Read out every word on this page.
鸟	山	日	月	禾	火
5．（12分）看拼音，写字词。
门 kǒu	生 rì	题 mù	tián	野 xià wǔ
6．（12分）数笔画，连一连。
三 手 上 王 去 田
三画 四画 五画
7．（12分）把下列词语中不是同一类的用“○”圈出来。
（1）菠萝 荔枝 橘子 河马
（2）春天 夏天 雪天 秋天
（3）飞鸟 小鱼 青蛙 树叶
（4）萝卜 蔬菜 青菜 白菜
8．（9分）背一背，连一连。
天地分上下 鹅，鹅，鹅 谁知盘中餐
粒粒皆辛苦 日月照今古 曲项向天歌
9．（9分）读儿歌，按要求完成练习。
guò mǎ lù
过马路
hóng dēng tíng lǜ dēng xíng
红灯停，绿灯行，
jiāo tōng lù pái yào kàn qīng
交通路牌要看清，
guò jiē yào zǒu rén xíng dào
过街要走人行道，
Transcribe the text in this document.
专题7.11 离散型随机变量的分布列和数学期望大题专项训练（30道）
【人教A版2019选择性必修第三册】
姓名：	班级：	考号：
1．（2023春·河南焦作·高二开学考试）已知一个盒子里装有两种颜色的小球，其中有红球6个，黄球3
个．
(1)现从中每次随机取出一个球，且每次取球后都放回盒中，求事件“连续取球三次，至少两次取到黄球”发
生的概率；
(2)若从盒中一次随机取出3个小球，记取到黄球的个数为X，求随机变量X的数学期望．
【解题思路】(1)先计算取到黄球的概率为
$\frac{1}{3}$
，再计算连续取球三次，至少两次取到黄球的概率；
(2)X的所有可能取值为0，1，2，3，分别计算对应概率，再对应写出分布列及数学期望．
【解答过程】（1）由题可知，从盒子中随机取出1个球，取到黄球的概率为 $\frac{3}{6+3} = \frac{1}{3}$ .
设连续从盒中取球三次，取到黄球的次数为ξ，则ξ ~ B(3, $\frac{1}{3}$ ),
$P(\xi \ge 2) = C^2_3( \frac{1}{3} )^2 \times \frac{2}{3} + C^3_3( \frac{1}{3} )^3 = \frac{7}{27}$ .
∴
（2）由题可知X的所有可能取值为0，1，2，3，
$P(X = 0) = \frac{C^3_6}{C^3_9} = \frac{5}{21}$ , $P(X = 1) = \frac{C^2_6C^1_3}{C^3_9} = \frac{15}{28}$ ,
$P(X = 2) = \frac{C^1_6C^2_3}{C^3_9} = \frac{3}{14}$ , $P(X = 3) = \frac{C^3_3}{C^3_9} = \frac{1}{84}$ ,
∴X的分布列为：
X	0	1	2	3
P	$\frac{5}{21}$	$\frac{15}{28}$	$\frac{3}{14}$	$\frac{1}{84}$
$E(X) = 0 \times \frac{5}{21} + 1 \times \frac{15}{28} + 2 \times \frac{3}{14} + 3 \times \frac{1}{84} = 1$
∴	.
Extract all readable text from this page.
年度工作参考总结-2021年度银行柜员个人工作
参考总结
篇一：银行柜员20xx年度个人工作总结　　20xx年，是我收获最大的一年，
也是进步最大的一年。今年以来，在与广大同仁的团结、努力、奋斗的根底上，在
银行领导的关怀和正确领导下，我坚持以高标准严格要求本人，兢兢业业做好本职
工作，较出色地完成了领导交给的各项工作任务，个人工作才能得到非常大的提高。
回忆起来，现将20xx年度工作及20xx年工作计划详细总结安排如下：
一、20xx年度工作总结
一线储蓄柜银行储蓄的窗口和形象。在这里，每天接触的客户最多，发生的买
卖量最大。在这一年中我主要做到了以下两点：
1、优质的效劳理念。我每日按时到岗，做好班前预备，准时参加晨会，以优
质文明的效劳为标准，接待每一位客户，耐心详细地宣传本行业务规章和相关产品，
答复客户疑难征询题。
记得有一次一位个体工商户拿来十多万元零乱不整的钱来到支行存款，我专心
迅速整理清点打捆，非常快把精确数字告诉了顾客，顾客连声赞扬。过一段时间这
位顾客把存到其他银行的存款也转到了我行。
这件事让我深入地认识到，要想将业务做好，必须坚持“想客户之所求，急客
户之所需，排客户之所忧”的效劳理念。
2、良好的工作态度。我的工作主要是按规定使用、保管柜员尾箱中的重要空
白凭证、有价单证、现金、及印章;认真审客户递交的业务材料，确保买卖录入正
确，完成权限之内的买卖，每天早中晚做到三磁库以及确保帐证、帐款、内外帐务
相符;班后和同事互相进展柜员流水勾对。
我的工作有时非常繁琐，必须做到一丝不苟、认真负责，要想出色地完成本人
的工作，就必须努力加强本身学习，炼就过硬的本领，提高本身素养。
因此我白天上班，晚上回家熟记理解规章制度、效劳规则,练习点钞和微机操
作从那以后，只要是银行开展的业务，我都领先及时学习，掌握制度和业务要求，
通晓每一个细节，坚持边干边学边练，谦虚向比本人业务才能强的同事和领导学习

########################################

- **THE TASK**
Copy out every line in the listing where the word "page" appears.

- **RESPONSE TO THE EXERCISE**
Read out every word on this page.
Extract all readable text from this page.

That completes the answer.